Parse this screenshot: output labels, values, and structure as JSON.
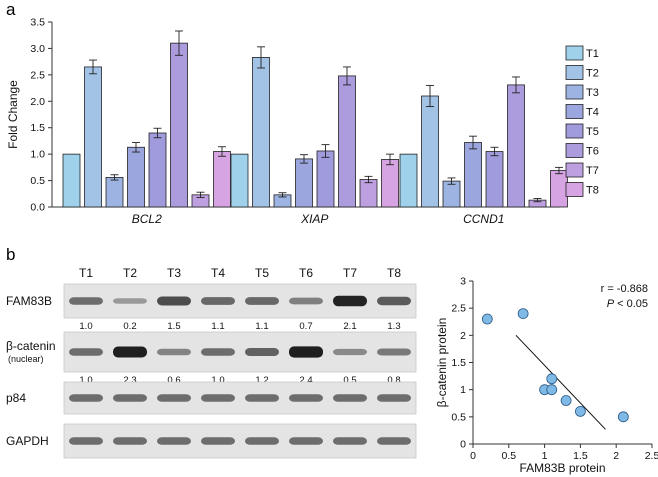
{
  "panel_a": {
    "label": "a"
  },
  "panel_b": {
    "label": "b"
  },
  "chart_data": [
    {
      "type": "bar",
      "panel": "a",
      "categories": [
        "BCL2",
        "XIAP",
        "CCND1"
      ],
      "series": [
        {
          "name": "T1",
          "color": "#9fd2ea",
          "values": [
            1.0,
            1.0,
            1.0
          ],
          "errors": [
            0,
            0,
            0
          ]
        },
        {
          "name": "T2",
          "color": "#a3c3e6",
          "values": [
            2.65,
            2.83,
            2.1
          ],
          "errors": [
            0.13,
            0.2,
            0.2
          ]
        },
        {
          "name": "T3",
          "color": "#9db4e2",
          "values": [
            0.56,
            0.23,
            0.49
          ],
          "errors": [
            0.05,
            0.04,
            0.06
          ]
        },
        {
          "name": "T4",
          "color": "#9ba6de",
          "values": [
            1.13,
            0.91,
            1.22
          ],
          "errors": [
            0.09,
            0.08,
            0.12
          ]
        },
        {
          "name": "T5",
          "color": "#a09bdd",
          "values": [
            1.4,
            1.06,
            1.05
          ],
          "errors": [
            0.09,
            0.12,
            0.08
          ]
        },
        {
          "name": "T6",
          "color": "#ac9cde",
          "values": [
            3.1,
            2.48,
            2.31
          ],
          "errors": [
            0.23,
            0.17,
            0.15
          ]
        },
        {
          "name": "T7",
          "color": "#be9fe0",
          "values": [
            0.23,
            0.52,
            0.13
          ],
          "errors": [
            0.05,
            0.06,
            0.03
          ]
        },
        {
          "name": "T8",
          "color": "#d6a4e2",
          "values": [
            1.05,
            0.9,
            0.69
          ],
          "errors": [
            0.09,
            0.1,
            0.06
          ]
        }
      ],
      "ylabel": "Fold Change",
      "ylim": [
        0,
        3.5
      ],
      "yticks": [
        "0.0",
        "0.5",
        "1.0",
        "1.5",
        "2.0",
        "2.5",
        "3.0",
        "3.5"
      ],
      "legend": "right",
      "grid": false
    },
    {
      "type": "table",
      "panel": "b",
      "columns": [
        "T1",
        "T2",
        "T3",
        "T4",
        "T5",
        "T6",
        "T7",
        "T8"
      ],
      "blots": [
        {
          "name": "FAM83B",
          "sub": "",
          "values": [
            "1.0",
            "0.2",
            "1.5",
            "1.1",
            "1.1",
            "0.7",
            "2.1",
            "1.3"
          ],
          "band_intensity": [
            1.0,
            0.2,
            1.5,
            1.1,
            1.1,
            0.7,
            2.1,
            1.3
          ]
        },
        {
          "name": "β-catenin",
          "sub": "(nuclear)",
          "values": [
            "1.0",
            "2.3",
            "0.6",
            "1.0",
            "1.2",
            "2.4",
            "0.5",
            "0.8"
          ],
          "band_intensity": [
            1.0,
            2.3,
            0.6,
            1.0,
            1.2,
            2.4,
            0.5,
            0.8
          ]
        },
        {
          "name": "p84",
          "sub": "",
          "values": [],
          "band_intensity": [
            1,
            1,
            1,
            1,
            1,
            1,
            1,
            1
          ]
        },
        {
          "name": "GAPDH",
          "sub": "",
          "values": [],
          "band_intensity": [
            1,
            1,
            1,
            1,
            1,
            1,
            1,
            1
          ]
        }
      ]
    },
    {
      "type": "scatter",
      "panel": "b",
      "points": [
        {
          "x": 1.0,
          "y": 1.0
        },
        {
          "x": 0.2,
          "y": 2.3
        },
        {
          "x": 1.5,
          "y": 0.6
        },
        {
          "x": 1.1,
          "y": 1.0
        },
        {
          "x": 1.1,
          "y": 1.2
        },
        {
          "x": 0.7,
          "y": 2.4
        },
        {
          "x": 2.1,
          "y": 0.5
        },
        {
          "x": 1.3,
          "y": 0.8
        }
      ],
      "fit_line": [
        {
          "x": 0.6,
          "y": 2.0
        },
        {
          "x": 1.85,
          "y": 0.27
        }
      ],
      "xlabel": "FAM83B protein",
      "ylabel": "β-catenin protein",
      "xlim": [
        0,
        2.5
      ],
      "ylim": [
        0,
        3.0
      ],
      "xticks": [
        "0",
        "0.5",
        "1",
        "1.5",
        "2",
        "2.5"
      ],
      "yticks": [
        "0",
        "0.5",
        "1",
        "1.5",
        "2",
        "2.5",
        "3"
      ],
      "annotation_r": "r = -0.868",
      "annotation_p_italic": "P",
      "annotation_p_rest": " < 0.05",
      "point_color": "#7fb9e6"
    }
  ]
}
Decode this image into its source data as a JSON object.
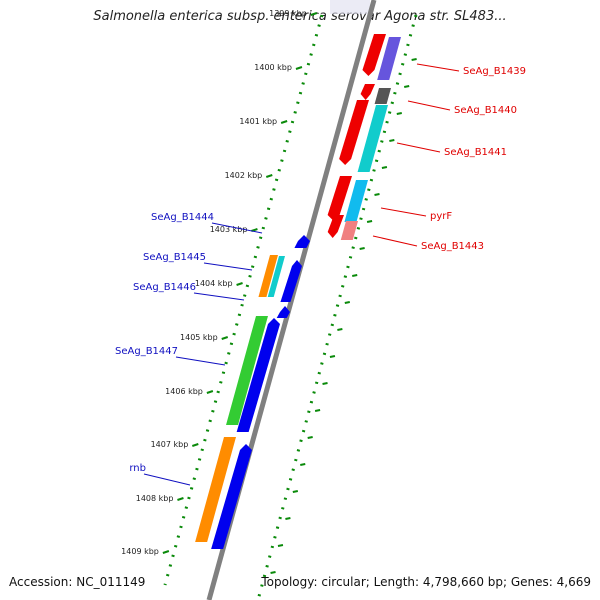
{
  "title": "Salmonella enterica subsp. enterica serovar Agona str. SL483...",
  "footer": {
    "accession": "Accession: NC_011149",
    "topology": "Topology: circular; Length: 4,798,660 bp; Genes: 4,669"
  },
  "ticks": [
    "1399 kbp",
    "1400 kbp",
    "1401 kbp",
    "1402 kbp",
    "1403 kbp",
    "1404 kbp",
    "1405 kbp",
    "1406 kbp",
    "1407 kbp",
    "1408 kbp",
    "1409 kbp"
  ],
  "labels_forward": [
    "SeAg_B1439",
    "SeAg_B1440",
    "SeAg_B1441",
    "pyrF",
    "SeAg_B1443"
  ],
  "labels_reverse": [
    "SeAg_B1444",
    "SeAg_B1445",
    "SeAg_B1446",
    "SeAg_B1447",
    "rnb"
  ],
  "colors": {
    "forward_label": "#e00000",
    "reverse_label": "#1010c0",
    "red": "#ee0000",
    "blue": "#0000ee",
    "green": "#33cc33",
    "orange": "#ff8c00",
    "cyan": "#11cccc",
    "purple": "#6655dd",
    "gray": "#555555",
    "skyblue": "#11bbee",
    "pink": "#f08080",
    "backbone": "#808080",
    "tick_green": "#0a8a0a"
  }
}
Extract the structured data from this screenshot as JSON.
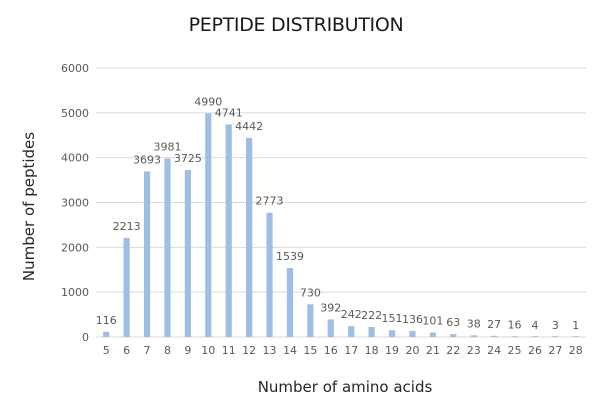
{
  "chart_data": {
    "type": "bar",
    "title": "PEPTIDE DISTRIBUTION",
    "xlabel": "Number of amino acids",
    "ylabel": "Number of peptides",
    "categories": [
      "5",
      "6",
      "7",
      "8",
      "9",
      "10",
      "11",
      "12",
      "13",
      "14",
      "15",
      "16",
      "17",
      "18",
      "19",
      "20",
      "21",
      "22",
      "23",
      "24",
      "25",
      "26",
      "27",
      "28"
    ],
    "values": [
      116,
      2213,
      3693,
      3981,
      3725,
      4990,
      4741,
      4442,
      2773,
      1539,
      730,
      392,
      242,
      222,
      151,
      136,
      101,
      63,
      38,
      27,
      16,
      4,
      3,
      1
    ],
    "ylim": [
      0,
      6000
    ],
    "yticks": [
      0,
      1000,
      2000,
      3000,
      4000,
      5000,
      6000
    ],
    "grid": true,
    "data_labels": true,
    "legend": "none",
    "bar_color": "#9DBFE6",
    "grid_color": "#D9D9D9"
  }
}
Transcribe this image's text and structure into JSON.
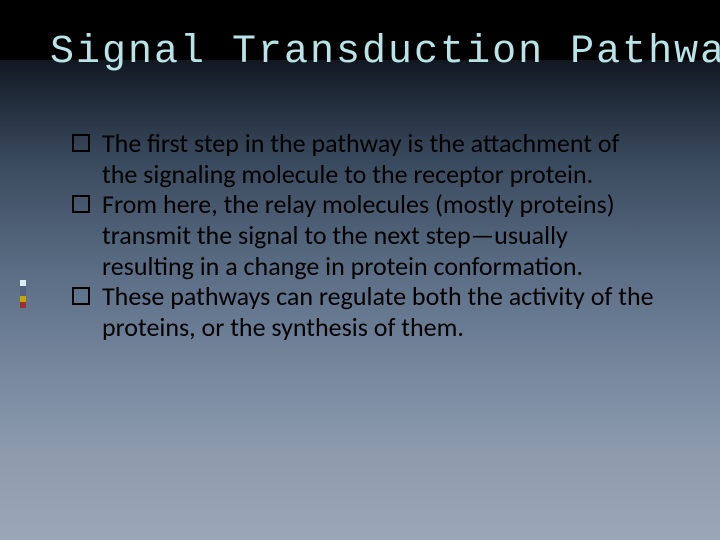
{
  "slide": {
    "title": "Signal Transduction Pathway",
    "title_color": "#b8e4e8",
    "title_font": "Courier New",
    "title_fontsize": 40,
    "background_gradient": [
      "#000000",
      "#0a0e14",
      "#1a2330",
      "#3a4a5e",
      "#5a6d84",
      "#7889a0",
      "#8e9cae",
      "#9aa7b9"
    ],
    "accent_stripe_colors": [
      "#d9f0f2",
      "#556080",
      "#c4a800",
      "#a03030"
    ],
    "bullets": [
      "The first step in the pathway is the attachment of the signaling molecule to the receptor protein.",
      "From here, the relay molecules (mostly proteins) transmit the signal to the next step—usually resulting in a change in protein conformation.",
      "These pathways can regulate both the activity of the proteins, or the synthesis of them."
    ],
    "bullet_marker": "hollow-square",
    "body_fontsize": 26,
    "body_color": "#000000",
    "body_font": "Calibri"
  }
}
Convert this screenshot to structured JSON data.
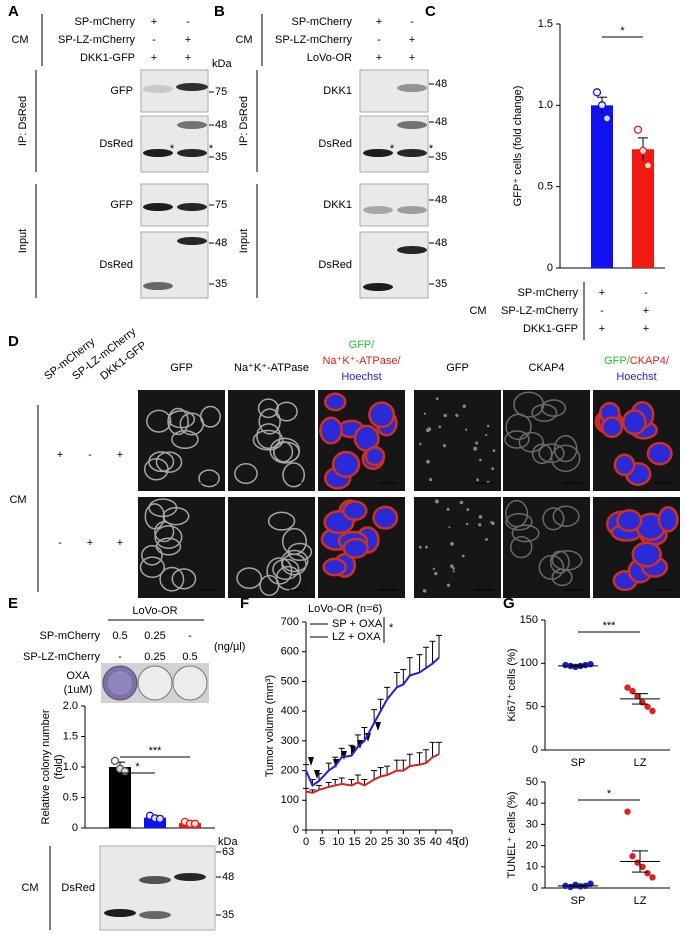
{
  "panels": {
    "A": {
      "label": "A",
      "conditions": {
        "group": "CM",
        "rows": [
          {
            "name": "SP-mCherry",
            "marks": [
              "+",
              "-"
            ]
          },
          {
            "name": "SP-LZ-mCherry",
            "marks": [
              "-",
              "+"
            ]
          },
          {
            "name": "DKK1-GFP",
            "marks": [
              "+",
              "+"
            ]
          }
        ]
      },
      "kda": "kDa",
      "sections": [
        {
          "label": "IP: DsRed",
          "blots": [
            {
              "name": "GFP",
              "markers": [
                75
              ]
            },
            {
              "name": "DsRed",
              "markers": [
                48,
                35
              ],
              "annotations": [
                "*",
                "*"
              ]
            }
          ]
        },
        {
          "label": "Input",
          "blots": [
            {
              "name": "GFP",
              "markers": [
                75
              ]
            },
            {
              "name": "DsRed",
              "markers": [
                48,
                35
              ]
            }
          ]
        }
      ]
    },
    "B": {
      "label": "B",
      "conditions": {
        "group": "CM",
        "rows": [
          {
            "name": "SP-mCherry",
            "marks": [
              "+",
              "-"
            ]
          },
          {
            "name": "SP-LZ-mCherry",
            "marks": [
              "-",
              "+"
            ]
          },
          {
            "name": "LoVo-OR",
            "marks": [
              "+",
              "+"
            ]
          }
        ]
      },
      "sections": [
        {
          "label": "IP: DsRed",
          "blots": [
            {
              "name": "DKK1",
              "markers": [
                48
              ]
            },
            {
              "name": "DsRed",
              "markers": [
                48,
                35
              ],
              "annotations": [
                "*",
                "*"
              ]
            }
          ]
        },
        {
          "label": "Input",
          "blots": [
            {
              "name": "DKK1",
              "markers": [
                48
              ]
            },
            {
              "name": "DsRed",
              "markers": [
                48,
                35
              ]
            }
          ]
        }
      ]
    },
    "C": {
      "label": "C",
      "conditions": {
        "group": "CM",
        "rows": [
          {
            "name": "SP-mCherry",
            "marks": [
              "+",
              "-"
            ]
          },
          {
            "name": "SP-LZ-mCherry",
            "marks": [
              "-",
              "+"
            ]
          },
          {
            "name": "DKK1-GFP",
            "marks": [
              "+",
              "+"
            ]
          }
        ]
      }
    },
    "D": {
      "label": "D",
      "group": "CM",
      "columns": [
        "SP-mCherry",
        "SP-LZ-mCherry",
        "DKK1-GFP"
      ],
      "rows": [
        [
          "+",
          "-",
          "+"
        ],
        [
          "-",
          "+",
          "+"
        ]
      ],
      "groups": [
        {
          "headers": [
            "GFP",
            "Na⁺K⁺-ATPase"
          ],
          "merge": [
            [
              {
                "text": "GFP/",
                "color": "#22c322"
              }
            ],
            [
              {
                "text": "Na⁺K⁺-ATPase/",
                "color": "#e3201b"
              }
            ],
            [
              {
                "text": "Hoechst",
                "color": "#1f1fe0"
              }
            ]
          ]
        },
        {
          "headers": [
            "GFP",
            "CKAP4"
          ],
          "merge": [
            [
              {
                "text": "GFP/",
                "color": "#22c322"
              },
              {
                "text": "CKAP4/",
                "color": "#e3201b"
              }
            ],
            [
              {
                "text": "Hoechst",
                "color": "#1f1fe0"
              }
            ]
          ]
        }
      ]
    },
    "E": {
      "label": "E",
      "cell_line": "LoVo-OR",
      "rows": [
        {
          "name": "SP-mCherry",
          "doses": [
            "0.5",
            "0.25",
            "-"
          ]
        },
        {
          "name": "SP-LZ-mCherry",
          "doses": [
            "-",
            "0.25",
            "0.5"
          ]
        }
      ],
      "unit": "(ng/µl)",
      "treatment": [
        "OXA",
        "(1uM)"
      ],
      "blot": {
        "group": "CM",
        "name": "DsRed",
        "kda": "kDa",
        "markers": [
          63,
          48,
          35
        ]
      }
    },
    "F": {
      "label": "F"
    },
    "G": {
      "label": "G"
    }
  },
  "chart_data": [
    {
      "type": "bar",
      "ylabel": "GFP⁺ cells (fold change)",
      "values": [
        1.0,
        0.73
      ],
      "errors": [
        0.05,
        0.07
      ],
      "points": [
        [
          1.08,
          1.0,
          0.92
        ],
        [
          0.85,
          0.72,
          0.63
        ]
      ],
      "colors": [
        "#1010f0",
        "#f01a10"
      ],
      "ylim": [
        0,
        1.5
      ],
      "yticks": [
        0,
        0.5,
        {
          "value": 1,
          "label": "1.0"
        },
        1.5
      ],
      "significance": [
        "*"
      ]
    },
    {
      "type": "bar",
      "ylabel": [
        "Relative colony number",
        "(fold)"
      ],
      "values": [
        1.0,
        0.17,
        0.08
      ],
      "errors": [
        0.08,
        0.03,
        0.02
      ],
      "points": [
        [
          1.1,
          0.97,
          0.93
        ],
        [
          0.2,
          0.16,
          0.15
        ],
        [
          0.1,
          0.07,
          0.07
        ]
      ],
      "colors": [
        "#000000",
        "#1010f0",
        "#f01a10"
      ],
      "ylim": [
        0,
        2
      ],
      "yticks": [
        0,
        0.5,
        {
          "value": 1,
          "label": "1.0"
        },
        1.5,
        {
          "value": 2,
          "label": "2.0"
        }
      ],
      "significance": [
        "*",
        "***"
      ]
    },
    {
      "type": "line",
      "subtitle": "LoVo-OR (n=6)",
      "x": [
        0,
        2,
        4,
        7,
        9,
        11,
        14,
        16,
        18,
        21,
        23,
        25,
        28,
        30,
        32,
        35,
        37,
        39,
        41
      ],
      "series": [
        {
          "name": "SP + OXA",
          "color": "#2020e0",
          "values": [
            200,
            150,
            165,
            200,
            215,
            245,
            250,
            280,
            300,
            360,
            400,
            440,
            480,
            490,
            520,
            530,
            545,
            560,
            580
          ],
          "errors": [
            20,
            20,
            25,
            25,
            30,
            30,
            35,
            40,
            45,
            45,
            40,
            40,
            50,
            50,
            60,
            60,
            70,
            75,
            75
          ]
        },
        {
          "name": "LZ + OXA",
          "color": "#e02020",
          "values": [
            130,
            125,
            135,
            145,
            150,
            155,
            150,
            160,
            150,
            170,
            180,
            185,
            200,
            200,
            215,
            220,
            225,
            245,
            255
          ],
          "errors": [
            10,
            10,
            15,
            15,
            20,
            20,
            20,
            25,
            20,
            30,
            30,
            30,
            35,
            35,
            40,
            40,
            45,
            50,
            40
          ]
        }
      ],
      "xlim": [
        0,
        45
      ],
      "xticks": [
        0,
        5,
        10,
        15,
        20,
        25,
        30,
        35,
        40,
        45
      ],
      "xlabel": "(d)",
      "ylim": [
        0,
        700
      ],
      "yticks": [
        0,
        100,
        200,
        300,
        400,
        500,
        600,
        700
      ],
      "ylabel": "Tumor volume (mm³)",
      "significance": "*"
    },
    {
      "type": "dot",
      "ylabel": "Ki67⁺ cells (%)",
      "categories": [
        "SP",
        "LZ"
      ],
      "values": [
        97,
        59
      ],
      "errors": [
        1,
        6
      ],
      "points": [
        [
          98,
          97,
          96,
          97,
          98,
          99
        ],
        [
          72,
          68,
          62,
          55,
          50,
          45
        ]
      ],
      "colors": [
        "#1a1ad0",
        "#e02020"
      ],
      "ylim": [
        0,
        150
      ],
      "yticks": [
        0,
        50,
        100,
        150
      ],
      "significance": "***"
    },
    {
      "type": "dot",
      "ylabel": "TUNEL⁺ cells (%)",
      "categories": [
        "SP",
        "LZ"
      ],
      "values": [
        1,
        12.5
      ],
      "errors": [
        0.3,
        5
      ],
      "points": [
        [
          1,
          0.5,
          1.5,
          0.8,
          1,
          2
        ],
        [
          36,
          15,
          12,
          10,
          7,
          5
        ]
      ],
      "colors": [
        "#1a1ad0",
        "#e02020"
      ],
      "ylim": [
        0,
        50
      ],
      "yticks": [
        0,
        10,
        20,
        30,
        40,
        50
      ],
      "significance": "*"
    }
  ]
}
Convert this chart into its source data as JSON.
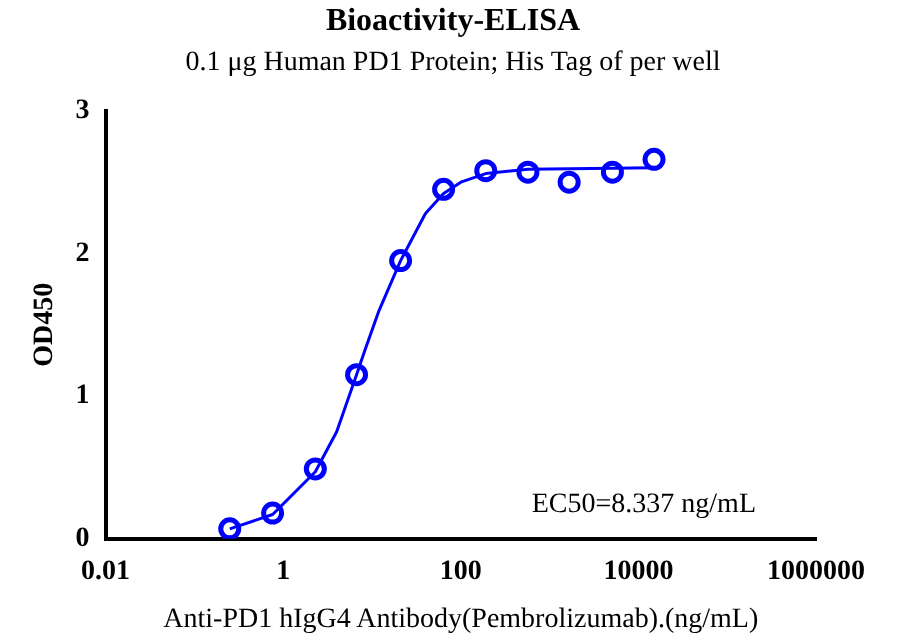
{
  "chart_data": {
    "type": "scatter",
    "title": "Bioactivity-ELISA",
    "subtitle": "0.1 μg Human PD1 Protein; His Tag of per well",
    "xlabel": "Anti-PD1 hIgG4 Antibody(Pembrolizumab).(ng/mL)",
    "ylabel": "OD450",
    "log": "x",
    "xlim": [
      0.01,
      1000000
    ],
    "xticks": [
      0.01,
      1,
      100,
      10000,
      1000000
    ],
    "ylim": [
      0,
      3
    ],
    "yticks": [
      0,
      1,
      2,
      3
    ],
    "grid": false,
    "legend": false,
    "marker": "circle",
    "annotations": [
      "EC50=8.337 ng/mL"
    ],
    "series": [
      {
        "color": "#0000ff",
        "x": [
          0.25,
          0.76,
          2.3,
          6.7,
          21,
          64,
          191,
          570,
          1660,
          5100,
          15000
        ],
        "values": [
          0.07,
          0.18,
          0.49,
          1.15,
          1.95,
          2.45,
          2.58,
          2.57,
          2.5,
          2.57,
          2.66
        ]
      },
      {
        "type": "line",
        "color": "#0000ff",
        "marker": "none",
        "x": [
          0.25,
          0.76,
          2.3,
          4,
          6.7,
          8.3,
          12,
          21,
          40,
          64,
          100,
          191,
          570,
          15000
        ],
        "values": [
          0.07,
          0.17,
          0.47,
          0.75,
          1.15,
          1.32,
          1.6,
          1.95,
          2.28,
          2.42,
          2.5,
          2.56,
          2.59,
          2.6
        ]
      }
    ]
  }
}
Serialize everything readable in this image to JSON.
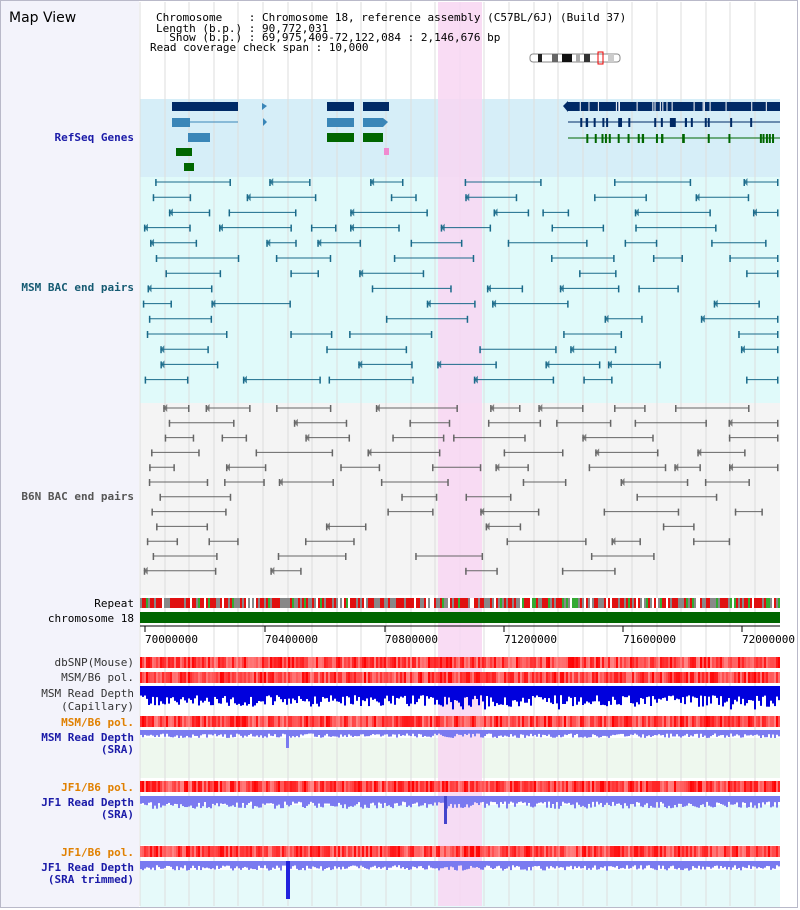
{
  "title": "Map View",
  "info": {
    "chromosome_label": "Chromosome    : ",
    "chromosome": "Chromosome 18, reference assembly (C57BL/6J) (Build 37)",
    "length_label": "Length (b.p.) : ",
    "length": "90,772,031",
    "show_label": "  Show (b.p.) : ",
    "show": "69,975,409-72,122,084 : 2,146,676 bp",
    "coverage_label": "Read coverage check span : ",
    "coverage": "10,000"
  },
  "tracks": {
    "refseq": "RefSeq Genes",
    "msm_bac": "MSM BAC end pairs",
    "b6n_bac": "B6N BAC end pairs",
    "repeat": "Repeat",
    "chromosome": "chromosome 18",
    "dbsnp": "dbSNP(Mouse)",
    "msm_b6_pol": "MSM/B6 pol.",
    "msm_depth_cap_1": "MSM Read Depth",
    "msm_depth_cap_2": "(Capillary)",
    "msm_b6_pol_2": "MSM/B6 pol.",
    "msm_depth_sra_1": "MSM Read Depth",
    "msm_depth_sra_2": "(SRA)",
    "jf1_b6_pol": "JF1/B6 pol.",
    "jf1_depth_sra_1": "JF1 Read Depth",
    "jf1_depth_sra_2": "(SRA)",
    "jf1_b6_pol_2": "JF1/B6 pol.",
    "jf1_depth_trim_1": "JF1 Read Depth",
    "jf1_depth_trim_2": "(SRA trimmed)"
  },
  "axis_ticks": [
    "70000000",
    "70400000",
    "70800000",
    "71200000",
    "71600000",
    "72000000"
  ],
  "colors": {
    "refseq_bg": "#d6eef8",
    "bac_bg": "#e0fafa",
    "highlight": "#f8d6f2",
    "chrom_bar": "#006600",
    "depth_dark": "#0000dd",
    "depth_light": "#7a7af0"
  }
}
☆ ☆ ☆ ☆ ☆
EXERCISE INSTRUCTIONS
Once you have counted every line above that contains the string "Genes", give that number and nothing more.

RESPONSE
2